**STATED EXERCISE 1**
Filter the records and copy out every line that contains the string "title".

**TEXT EXTRACT**
>> START
# Yang Jian Hou Style Single Whip application



## TaiChiTJ (Feb 21, 2012)

The tip of the elbow crashes into the muscle of the attackers arm! There is also a lateral action where the attacker is pushed off to one side by the action. The hand can tilt the head back for the hook hand to swing in. Wicked stuff if it can be pulled off. A previous clip by this teacher shows more typical applications of single ship most of us have seen.  

http://www.youtube.com/watch?v=DGvY9eiIW2w&feature=related



Here is a lifelong practitioner doing the first part of the form:


----------



## Xue Sheng (Feb 21, 2012)

Intersting, but heres the thing, Yang Jianhou did not teach that many people and as he got older he started sending everyone to his sons Yang Shaohou and Yang Chengfu. So although it is intersting at this point I doubt it is from Yang Jianhou. And although some bits of that look viable others don't if you are looking at it from the POV of "I'm being attacked, NOW!!!".

Also some of those apps that are allegedly from single whip can be found in Brush knee and twist step, Block Parry and Punch, and Repulse Monkey and they are less complicated.


----------



## mograph (Feb 21, 2012)

When striking with the hook hand, isn't there a risk of breaking the wrist? Why not straighten the wrist and strike with a fist?


----------



## Xue Sheng (Feb 22, 2012)

mograph said:


> When striking with the hook hand, isn't there a risk of breaking the wrist? Why not straighten the wrist and strike with a fist?
>> END
**RECORDS FOR THE TASK**
>> START
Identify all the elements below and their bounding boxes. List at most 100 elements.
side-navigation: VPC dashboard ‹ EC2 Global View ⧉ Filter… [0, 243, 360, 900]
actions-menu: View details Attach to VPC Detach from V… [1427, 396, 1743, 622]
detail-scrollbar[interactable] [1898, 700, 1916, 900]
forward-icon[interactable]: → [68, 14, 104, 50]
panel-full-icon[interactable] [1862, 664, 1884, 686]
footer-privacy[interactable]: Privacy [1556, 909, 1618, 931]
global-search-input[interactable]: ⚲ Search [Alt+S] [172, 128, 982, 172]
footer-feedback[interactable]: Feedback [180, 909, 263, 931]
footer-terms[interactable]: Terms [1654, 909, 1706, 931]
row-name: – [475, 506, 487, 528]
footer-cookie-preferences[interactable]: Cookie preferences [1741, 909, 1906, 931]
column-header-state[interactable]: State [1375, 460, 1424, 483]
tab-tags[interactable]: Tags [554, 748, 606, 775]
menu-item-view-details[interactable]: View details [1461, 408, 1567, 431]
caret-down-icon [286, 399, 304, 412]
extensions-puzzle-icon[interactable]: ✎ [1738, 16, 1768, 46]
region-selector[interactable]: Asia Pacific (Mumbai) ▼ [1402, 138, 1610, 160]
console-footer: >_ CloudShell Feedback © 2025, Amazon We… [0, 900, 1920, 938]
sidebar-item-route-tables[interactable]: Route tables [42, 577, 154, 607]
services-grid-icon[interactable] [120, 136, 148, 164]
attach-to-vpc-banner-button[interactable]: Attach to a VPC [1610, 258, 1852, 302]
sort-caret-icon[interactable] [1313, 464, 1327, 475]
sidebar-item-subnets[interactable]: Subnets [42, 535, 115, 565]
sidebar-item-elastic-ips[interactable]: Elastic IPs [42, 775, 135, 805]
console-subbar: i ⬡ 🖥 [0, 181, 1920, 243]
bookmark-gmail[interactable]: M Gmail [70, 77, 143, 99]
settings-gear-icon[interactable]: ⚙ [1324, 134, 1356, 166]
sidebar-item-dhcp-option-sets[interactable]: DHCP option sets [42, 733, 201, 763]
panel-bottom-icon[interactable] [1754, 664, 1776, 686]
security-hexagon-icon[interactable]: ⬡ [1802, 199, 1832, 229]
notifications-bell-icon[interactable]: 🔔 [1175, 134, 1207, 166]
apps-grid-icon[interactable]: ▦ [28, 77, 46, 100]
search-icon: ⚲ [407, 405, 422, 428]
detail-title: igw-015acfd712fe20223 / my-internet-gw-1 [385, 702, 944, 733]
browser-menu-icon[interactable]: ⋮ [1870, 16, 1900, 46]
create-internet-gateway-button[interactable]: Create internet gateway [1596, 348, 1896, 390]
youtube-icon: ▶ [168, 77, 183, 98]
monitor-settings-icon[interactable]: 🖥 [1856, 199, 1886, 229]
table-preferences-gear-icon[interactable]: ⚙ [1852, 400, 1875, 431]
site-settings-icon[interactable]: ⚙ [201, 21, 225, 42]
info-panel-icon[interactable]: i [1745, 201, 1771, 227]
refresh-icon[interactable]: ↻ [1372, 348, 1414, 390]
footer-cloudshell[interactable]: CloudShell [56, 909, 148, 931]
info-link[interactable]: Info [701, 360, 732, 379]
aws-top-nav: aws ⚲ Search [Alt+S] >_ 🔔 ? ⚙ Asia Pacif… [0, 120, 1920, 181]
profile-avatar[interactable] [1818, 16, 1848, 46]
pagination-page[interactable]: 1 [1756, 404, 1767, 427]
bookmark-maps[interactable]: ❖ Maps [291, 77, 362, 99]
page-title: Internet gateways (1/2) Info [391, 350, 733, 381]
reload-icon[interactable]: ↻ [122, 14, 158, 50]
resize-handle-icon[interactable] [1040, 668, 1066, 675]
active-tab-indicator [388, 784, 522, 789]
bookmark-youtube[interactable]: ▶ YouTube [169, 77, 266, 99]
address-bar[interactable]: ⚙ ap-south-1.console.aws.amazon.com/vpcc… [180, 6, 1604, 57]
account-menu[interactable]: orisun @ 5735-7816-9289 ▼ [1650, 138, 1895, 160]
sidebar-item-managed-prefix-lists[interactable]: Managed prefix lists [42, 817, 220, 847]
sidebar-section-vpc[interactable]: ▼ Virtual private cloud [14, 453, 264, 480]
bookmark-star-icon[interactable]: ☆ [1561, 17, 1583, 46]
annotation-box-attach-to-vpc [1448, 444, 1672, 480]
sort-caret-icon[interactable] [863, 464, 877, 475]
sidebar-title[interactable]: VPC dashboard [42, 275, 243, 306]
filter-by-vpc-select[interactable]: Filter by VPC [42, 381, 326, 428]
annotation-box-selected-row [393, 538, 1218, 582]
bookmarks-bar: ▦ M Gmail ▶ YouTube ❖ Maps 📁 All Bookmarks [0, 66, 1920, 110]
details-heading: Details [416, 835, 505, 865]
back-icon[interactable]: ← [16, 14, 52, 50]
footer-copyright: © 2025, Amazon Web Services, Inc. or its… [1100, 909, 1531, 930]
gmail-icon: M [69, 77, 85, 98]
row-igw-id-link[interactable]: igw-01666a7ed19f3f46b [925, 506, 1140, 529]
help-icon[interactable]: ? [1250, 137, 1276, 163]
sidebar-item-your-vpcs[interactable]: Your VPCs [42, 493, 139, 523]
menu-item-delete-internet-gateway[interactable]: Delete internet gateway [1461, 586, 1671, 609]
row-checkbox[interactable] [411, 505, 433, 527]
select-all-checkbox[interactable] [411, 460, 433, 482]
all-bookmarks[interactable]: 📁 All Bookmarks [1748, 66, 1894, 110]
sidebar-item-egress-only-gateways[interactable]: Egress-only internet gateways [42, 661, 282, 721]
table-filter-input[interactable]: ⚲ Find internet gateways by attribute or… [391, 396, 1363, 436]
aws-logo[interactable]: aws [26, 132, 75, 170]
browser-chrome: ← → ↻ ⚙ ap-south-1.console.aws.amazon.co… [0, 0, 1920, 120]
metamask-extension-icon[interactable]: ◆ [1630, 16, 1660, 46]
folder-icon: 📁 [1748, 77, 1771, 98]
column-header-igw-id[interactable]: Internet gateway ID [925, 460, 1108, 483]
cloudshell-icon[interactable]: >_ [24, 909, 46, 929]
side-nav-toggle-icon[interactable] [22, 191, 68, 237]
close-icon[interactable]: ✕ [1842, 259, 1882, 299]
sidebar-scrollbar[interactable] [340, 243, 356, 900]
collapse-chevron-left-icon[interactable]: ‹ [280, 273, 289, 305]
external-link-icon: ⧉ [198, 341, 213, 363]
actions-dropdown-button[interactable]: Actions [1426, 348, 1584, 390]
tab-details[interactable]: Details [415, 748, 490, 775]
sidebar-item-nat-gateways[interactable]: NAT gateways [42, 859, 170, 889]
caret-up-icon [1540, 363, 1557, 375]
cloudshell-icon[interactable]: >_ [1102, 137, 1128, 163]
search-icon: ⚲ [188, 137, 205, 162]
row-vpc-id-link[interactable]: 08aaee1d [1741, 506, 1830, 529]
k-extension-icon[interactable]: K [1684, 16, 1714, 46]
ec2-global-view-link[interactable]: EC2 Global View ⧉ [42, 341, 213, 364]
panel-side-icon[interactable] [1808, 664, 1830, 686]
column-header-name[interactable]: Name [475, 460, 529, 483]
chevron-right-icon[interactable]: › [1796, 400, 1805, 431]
>> END
**STATED EXERCISE 2**
In the single whip thread, which movements does Xue Sheng name as holding less complicated versions of some single whip applications? List them all.

**TASK ANSWER 1**
detail-title: igw-015acfd712fe20223 / my-internet-gw-1 [385, 702, 944, 733]
page-title: Internet gateways (1/2) Info [391, 350, 733, 381]
sidebar-title[interactable]: VPC dashboard [42, 275, 243, 306]

**TASK ANSWER 2**
- Brush knee and twist step
- Block Parry and Punch
- Repulse Monkey